Given entries:
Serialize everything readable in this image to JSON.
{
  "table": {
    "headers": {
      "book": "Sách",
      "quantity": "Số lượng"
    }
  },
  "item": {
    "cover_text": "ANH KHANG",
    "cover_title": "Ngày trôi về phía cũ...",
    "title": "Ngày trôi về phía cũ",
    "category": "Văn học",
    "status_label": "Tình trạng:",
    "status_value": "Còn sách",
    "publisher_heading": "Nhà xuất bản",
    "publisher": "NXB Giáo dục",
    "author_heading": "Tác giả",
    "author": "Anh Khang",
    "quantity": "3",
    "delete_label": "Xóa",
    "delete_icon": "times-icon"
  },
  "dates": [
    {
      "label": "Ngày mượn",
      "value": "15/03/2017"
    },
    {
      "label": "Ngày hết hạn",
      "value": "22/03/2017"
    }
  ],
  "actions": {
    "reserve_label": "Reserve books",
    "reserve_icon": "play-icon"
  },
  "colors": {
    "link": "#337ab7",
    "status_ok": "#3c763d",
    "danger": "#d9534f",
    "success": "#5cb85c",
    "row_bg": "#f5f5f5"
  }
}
...
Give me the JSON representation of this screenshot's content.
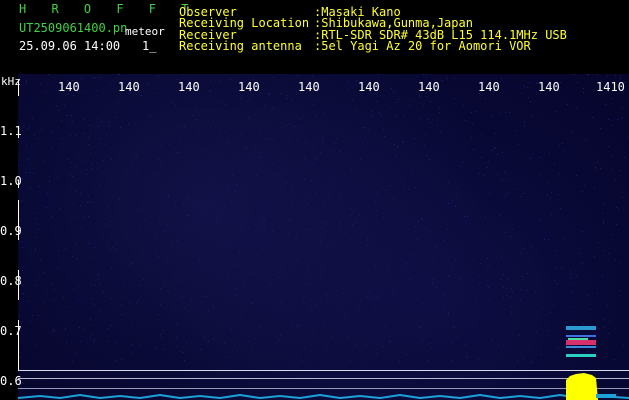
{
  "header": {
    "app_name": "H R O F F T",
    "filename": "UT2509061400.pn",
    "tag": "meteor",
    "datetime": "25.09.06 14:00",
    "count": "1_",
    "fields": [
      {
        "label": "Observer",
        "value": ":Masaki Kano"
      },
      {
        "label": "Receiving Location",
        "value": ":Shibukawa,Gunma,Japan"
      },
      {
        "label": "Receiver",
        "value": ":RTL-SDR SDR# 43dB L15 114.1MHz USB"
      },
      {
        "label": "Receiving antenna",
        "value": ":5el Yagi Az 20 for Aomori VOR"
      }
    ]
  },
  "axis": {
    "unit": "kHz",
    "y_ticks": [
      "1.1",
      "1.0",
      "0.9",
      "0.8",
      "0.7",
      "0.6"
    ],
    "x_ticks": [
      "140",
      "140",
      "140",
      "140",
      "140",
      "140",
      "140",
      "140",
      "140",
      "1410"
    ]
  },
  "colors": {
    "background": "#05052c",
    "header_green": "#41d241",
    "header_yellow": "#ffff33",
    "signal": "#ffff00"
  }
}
---
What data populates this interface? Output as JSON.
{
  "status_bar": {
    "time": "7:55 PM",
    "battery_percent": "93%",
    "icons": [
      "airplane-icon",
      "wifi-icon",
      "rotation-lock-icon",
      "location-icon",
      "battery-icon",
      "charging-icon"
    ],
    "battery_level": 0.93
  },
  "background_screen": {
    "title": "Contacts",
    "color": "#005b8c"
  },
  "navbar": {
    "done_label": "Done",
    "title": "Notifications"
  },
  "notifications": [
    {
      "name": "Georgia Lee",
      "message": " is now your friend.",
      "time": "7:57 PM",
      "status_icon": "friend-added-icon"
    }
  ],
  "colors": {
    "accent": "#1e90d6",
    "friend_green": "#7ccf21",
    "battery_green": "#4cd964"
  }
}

Exercise instructions: Looking at the data above, show all lines where the word "Ngày" occurs.

Correct answer:
    "cover_title": "Ngày trôi về phía cũ...",
    "title": "Ngày trôi về phía cũ",
      "label": "Ngày mượn",
      "label": "Ngày hết hạn",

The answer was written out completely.